# Directive
Copy each line below that includes "如需改动".

--- Start Input data ---

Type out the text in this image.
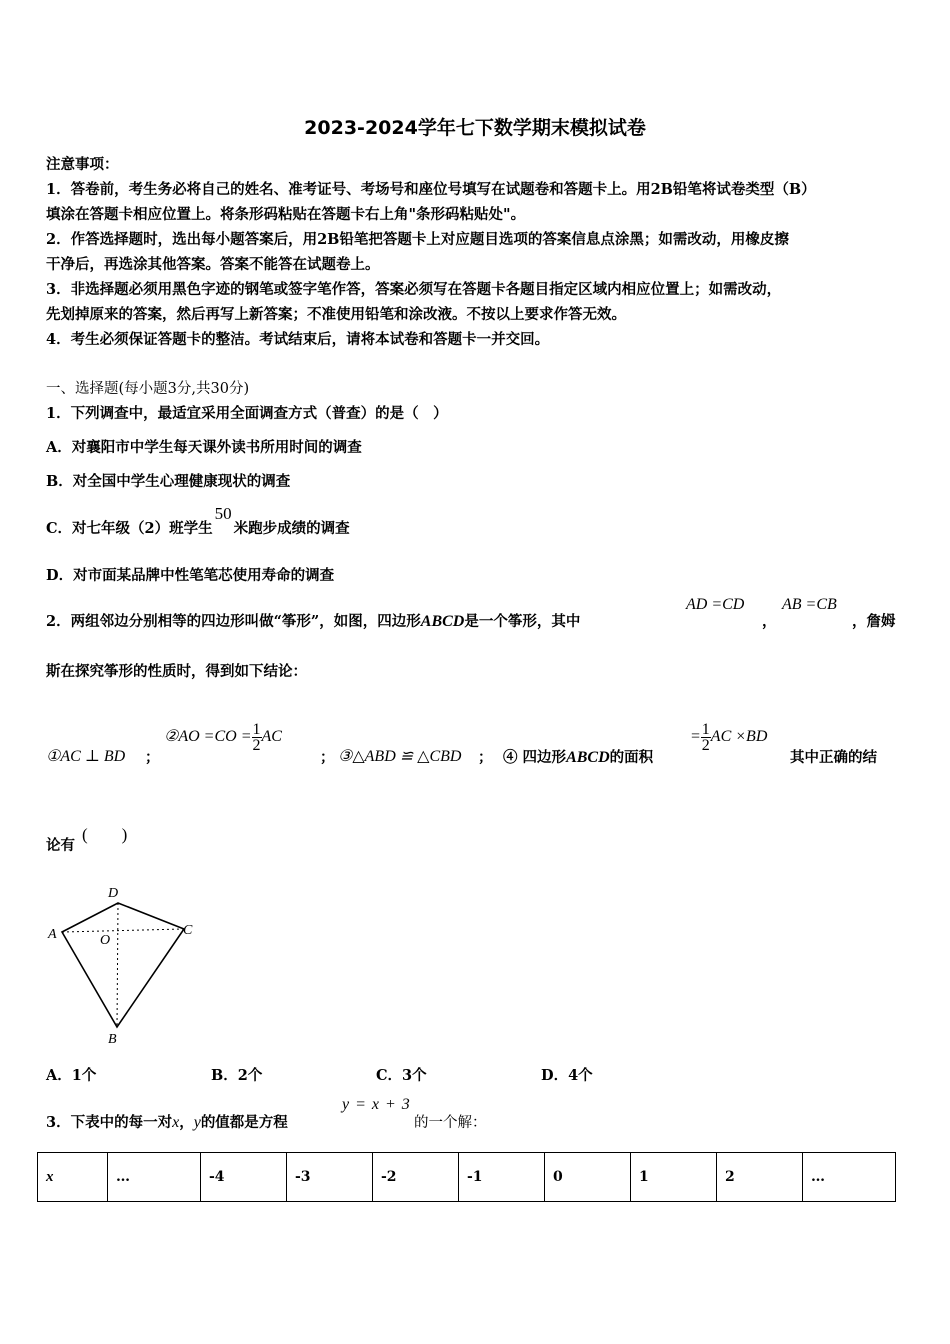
2023-2024学年七下数学期末模拟试卷
注意事项：
1．答卷前，考生务必将自己的姓名、准考证号、考场号和座位号填写在试题卷和答题卡上。用2B铅笔将试卷类型（B）
填涂在答题卡相应位置上。将条形码粘贴在答题卡右上角"条形码粘贴处"。
2．作答选择题时，选出每小题答案后，用2B铅笔把答题卡上对应题目选项的答案信息点涂黑；如需改动，用橡皮擦
干净后，再选涂其他答案。答案不能答在试题卷上。
3．非选择题必须用黑色字迹的钢笔或签字笔作答，答案必须写在答题卡各题目指定区域内相应位置上；如需改动，
先划掉原来的答案，然后再写上新答案；不准使用铅笔和涂改液。不按以上要求作答无效。
4．考生必须保证答题卡的整洁。考试结束后，请将本试卷和答题卡一并交回。
一、选择题(每小题3分,共30分)
1．下列调查中，最适宜采用全面调查方式（普查）的是（　）
A．对襄阳市中学生每天课外读书所用时间的调查
B．对全国中学生心理健康现状的调查
C．对七年级（2）班学生50米跑步成绩的调查
D．对市面某品牌中性笔笔芯使用寿命的调查
2．两组邻边分别相等的四边形叫做“筝形”，如图，四边形ABCD是一个筝形，其中
AD =CD
，
AB =CB
，詹姆
斯在探究筝形的性质时，得到如下结论：
①AC ⊥ BD ；
②AO $=CO = \frac{1}{2}$ AC
； ③△ABD ≌ △CBD ； ④ 四边形ABCD的面积
= $\frac{1}{2}$ AC ×BD
其中正确的结
论有
(　　)
D
A	O
C
B
A．1个	B．2个	C．3个	D．4个
3．下表中的每一对x，y的值都是方程
y = x + 3
的一个解：
x	…	-4	-3	-2	-1	0	1	2	…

--- End Input data ---

# Response below
2．作答选择题时，选出每小题答案后，用2B铅笔把答题卡上对应题目选项的答案信息点涂黑；如需改动，用橡皮擦
3．非选择题必须用黑色字迹的钢笔或签字笔作答，答案必须写在答题卡各题目指定区域内相应位置上；如需改动，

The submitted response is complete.